▸ WHAT TO WORK ON
Examine the material below and count the lines that hold the word "text". Report only the number.
---
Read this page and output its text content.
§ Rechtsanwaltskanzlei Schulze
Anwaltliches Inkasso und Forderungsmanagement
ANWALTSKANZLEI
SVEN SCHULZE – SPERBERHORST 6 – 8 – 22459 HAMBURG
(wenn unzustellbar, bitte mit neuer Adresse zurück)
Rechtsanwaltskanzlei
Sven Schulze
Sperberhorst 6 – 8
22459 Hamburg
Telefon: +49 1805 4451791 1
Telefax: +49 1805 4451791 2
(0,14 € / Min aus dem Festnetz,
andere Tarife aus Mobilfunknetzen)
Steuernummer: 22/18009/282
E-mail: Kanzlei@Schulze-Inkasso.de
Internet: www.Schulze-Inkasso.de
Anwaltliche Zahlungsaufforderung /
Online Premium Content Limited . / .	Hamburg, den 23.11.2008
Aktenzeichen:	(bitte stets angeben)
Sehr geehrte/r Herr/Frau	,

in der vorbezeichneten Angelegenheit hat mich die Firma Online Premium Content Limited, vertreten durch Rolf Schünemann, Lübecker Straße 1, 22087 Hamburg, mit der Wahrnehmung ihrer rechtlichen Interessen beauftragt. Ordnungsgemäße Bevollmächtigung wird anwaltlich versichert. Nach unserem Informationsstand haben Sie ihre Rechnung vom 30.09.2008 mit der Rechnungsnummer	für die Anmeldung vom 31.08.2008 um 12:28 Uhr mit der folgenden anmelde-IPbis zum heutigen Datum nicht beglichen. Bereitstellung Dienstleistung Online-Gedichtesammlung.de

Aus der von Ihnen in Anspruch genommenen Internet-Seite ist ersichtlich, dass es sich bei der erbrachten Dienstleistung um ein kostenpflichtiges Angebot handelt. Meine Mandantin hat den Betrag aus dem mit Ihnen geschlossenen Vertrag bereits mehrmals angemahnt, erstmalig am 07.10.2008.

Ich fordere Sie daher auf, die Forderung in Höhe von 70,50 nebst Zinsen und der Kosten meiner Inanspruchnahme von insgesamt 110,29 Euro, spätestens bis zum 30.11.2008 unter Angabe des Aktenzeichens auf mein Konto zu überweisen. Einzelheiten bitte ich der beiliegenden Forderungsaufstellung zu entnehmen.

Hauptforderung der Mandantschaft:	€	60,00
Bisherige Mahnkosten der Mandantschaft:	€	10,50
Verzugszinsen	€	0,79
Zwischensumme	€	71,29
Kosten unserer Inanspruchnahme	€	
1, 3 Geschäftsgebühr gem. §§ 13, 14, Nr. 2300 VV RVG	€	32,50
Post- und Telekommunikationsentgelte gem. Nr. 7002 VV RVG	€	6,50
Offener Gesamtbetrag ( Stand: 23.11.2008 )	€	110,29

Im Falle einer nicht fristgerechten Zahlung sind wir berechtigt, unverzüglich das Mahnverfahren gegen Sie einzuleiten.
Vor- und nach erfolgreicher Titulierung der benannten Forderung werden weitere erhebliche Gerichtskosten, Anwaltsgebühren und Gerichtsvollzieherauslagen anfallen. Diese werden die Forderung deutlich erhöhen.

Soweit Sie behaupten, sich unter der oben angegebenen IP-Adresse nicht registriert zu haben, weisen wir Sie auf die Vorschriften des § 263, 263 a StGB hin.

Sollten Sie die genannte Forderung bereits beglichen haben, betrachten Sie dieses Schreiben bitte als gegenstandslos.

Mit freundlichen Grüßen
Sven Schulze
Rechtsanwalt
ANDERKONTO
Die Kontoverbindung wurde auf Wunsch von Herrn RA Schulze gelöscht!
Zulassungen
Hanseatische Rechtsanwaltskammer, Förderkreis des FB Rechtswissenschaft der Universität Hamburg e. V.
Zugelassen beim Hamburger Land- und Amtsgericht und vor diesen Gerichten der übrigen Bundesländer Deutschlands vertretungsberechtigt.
---
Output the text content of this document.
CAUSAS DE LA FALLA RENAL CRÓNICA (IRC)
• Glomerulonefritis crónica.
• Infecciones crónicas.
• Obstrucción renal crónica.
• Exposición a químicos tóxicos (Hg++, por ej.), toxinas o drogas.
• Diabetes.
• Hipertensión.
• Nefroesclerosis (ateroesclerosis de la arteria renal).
---
▸ SOLVED PROBLEM
2